DIRECTIONS FOR THIS TASK: Your result should be every line of the records below that contains the word "شوند".

(Beginning of INFORMATION)

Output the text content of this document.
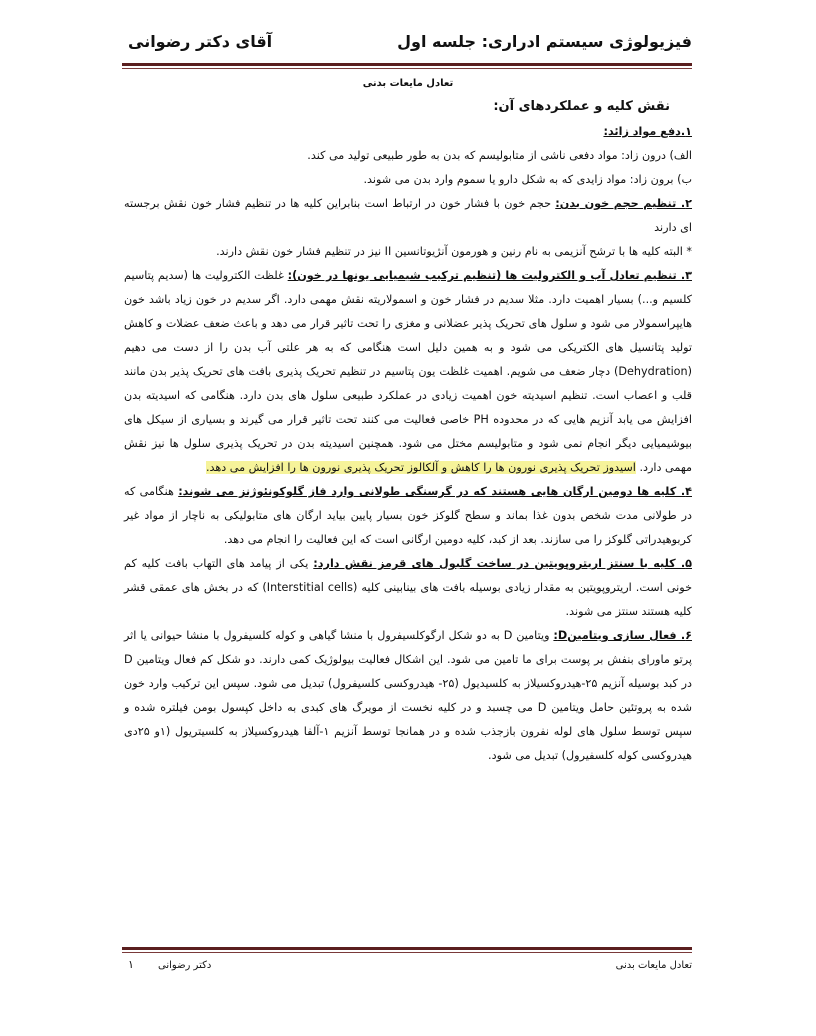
فیزیولوژی سیستم ادراری: جلسه اول
آقای دکتر رضوانی
تعادل مایعات بدنی
نقش کلیه و عملکردهای آن:

۱.دفع مواد زائد:

الف) درون زاد: مواد دفعی ناشی از متابولیسم که بدن به طور طبیعی تولید می کند.

ب) برون زاد: مواد زایدی که به شکل دارو یا سموم وارد بدن می شوند.

۲. تنظیم حجم خون بدن: حجم خون با فشار خون در ارتباط است بنابراین کلیه ها در تنظیم فشار خون نقش برجسته ای دارند

* البته کلیه ها با ترشح آنزیمی به نام رنین و هورمون آنژیوتانسین II نیز در تنظیم فشار خون نقش دارند.

۳. تنظیم تعادل آب و الکترولیت ها (تنظیم ترکیب شیمیایی یونها در خون): غلظت الکترولیت ها (سدیم پتاسیم کلسیم و...) بسیار اهمیت دارد. مثلا سدیم در فشار خون و اسمولاریته نقش مهمی دارد. اگر سدیم در خون زیاد باشد خون هایپراسمولار می شود و سلول های تحریک پذیر عضلانی و مغزی را تحت تاثیر قرار می دهد و باعث ضعف عضلات و کاهش تولید پتانسیل های الکتریکی می شود و به همین دلیل است هنگامی که به هر علتی آب بدن را از دست می دهیم (Dehydration) دچار ضعف می شویم. اهمیت غلظت یون پتاسیم در تنظیم تحریک پذیری بافت های تحریک پذیر بدن مانند قلب و اعصاب است. تنظیم اسیدیته خون اهمیت زیادی در عملکرد طبیعی سلول های بدن دارد. هنگامی که اسیدیته بدن افزایش می یابد آنزیم هایی که در محدوده PH خاصی فعالیت می کنند تحت تاثیر قرار می گیرند و بسیاری از سیکل های بیوشیمیایی دیگر انجام نمی شود و متابولیسم مختل می شود. همچنین اسیدیته بدن در تحریک پذیری سلول ها نیز نقش مهمی دارد. اسیدوز تحریک پذیری نورون ها را کاهش و آلکالوز تحریک پذیری نورون ها را افزایش می دهد.

۴. کلیه ها دومین ارگان هایی هستند که در گرسنگی طولانی وارد فاز گلوکونئوژنز می شوند: هنگامی که در طولانی مدت شخص بدون غذا بماند و سطح گلوکز خون بسیار پایین بیاید ارگان های متابولیکی به ناچار از مواد غیر کربوهیدراتی گلوکز را می سازند. بعد از کبد، کلیه دومین ارگانی است که این فعالیت را انجام می دهد.

۵. کلیه با سنتز اریتروپویتین در ساخت گلبول های قرمز نقش دارد: یکی از پیامد های التهاب بافت کلیه کم خونی است. اریتروپویتین به مقدار زیادی بوسیله بافت های بینابینی کلیه (Interstitial cells) که در بخش های عمقی قشر کلیه هستند سنتز می شوند.

۶. فعال سازی ویتامینD: ویتامین D به دو شکل ارگوکلسیفرول با منشا گیاهی و کوله کلسیفرول با منشا حیوانی یا اثر پرتو ماورای بنفش بر پوست برای ما تامین می شود. این اشکال فعالیت بیولوژیک کمی دارند. دو شکل کم فعال ویتامین D در کبد بوسیله آنزیم ۲۵-هیدروکسیلاز به کلسیدیول (۲۵- هیدروکسی کلسیفرول) تبدیل می شود. سپس این ترکیب وارد خون شده به پروتئین حامل ویتامین D می چسبد و در کلیه نخست از مویرگ های کبدی به داخل کپسول بومن فیلتره شده و سپس توسط سلول های لوله نفرون بازجذب شده و در همانجا توسط آنزیم ۱-آلفا هیدروکسیلاز به کلسیتریول (۱و ۲۵دی هیدروکسی کوله کلسفیرول) تبدیل می شود.

تعادل مایعات بدنی
دکتر رضوانی
۱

(End of INFORMATION)

YOUR RESPONSE:
ب) برون زاد: مواد زایدی که به شکل دارو یا سموم وارد بدن می شوند.
۴. کلیه ها دومین ارگان هایی هستند که در گرسنگی طولانی وارد فاز گلوکونئوژنز می شوند: هنگامی که در طولانی مدت شخص بدون غذا بماند و سطح گلوکز خون بسیار پایین بیاید ارگان های متابولیکی به ناچار از مواد غیر کربوهیدراتی گلوکز را می سازند. بعد از کبد، کلیه دومین ارگانی است که این فعالیت را انجام می دهد.
۵. کلیه با سنتز اریتروپویتین در ساخت گلبول های قرمز نقش دارد: یکی از پیامد های التهاب بافت کلیه کم خونی است. اریتروپویتین به مقدار زیادی بوسیله بافت های بینابینی کلیه (Interstitial cells) که در بخش های عمقی قشر کلیه هستند سنتز می شوند.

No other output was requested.